## EXERCISE
Make an exact copy of the lines, leaving the pictures out.

======== INFORMATION PROVIDED

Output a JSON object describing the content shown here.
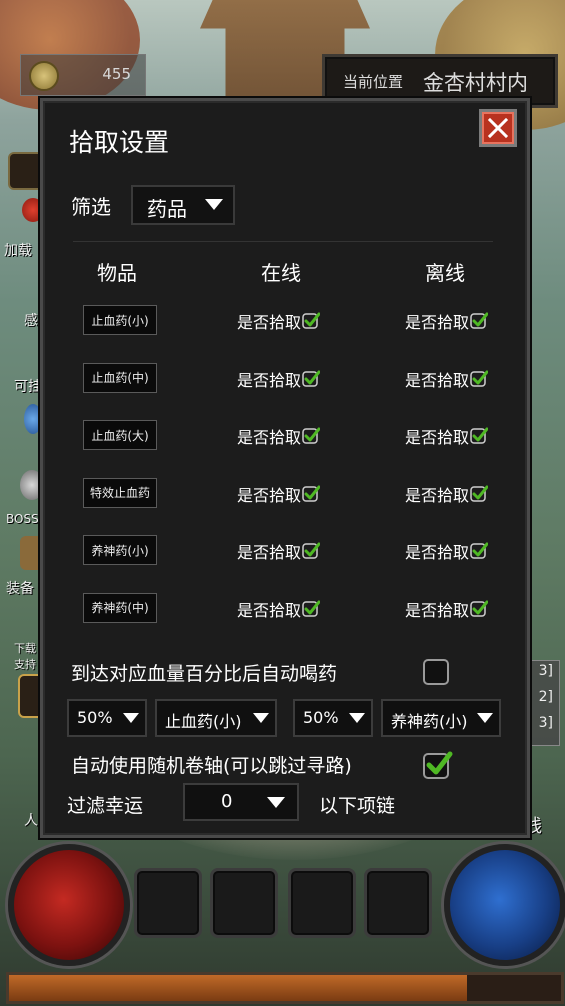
{
  "hud": {
    "gold": "455",
    "location_label": "当前位置",
    "location_value": "金杏村村内",
    "side_labels": [
      "加载",
      "感",
      "可挂",
      "BOSS",
      "装备",
      "下载",
      "支持",
      "人"
    ],
    "right_list": [
      "3]",
      "2]",
      "3]"
    ],
    "right_label": "线",
    "xp_fraction": 0.83
  },
  "dialog": {
    "title": "拾取设置",
    "filter_label": "筛选",
    "filter_value": "药品",
    "columns": [
      "物品",
      "在线",
      "离线"
    ],
    "rows": [
      {
        "item": "止血药(小)",
        "online": "是否拾取",
        "offline": "是否拾取",
        "online_checked": true,
        "offline_checked": true
      },
      {
        "item": "止血药(中)",
        "online": "是否拾取",
        "offline": "是否拾取",
        "online_checked": true,
        "offline_checked": true
      },
      {
        "item": "止血药(大)",
        "online": "是否拾取",
        "offline": "是否拾取",
        "online_checked": true,
        "offline_checked": true
      },
      {
        "item": "特效止血药",
        "online": "是否拾取",
        "offline": "是否拾取",
        "online_checked": true,
        "offline_checked": true
      },
      {
        "item": "养神药(小)",
        "online": "是否拾取",
        "offline": "是否拾取",
        "online_checked": true,
        "offline_checked": true
      },
      {
        "item": "养神药(中)",
        "online": "是否拾取",
        "offline": "是否拾取",
        "online_checked": true,
        "offline_checked": true
      }
    ],
    "auto_drink_label": "到达对应血量百分比后自动喝药",
    "auto_drink_checked": false,
    "hp_percent": "50%",
    "hp_potion": "止血药(小)",
    "mp_percent": "50%",
    "mp_potion": "养神药(小)",
    "auto_scroll_label": "自动使用随机卷轴(可以跳过寻路)",
    "auto_scroll_checked": true,
    "luck_label": "过滤幸运",
    "luck_value": "0",
    "necklace_label": "以下项链",
    "colors": {
      "check": "#4fb824",
      "close": "#b8321f",
      "panel": "#1c1c1c"
    }
  }
}
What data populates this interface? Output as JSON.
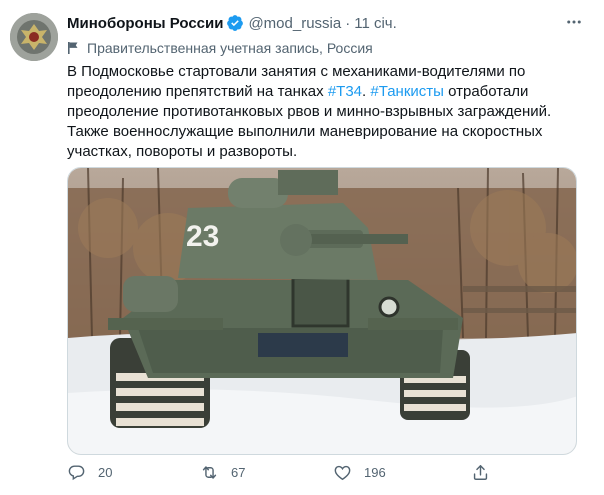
{
  "author": {
    "name": "Минобороны России",
    "handle": "@mod_russia",
    "separator": "·",
    "time": "11 січ."
  },
  "government_label": "Правительственная учетная запись, Россия",
  "tweet": {
    "l1": "В Подмосковье стартовали занятия с механиками-водителями по",
    "l2_pre": "преодолению препятствий на танках ",
    "l2_tag1": "#Т34",
    "l2_mid": ". ",
    "l2_tag2": "#Танкисты",
    "l2_post": " отработали",
    "l3": "преодоление противотанковых рвов и минно-взрывных заграждений.",
    "l4": "Также военнослужащие выполнили маневрирование на скоростных",
    "l5": "участках, повороты и развороты."
  },
  "media": {
    "turret_number": "23"
  },
  "actions": {
    "replies": "20",
    "retweets": "67",
    "likes": "196"
  },
  "colors": {
    "accent": "#1d9bf0",
    "secondary_text": "#536471",
    "primary_text": "#0f1419"
  }
}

================

## FINISHED ANSWER
Output a JSON object describing the content shown here.
{
  "hud": {
    "gold": "455",
    "location_label": "当前位置",
    "location_value": "金杏村村内",
    "side_labels": [
      "加载",
      "感",
      "可挂",
      "BOSS",
      "装备",
      "下载",
      "支持",
      "人"
    ],
    "right_list": [
      "3]",
      "2]",
      "3]"
    ],
    "right_label": "线",
    "xp_fraction": 0.83
  },
  "dialog": {
    "title": "拾取设置",
    "filter_label": "筛选",
    "filter_value": "药品",
    "columns": [
      "物品",
      "在线",
      "离线"
    ],
    "rows": [
      {
        "item": "止血药(小)",
        "online": "是否拾取",
        "offline": "是否拾取",
        "online_checked": true,
        "offline_checked": true
      },
      {
        "item": "止血药(中)",
        "online": "是否拾取",
        "offline": "是否拾取",
        "online_checked": true,
        "offline_checked": true
      },
      {
        "item": "止血药(大)",
        "online": "是否拾取",
        "offline": "是否拾取",
        "online_checked": true,
        "offline_checked": true
      },
      {
        "item": "特效止血药",
        "online": "是否拾取",
        "offline": "是否拾取",
        "online_checked": true,
        "offline_checked": true
      },
      {
        "item": "养神药(小)",
        "online": "是否拾取",
        "offline": "是否拾取",
        "online_checked": true,
        "offline_checked": true
      },
      {
        "item": "养神药(中)",
        "online": "是否拾取",
        "offline": "是否拾取",
        "online_checked": true,
        "offline_checked": true
      }
    ],
    "auto_drink_label": "到达对应血量百分比后自动喝药",
    "auto_drink_checked": false,
    "hp_percent": "50%",
    "hp_potion": "止血药(小)",
    "mp_percent": "50%",
    "mp_potion": "养神药(小)",
    "auto_scroll_label": "自动使用随机卷轴(可以跳过寻路)",
    "auto_scroll_checked": true,
    "luck_label": "过滤幸运",
    "luck_value": "0",
    "necklace_label": "以下项链",
    "colors": {
      "check": "#4fb824",
      "close": "#b8321f",
      "panel": "#1c1c1c"
    }
  }
}
What data populates this interface? Output as JSON.
{
  "author": {
    "name": "Минобороны России",
    "handle": "@mod_russia",
    "separator": "·",
    "time": "11 січ."
  },
  "government_label": "Правительственная учетная запись, Россия",
  "tweet": {
    "l1": "В Подмосковье стартовали занятия с механиками-водителями по",
    "l2_pre": "преодолению препятствий на танках ",
    "l2_tag1": "#Т34",
    "l2_mid": ". ",
    "l2_tag2": "#Танкисты",
    "l2_post": " отработали",
    "l3": "преодоление противотанковых рвов и минно-взрывных заграждений.",
    "l4": "Также военнослужащие выполнили маневрирование на скоростных",
    "l5": "участках, повороты и развороты."
  },
  "media": {
    "turret_number": "23"
  },
  "actions": {
    "replies": "20",
    "retweets": "67",
    "likes": "196"
  },
  "colors": {
    "accent": "#1d9bf0",
    "secondary_text": "#536471",
    "primary_text": "#0f1419"
  }
}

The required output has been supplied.